• PROBLEM DESCRIPTION: Look through the data for the string "lines". Copy every line where it is found.

• RECORD LIST:
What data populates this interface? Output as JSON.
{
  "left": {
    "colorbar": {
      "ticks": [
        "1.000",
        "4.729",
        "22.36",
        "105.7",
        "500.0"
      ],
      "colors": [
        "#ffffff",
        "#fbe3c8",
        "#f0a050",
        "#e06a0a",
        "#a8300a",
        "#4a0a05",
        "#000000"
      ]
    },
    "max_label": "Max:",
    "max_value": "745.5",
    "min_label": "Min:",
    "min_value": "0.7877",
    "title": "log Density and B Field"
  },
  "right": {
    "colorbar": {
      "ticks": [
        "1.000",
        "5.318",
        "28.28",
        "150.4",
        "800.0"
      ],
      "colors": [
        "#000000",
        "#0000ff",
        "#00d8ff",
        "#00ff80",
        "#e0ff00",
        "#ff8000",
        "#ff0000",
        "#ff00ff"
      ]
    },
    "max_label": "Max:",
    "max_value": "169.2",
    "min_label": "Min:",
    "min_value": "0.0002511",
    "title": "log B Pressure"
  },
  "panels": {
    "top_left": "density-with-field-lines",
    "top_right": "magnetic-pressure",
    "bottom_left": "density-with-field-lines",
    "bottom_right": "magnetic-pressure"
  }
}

• EXERCISE RESULT:
    "top_left": "density-with-field-lines",
    "bottom_left": "density-with-field-lines",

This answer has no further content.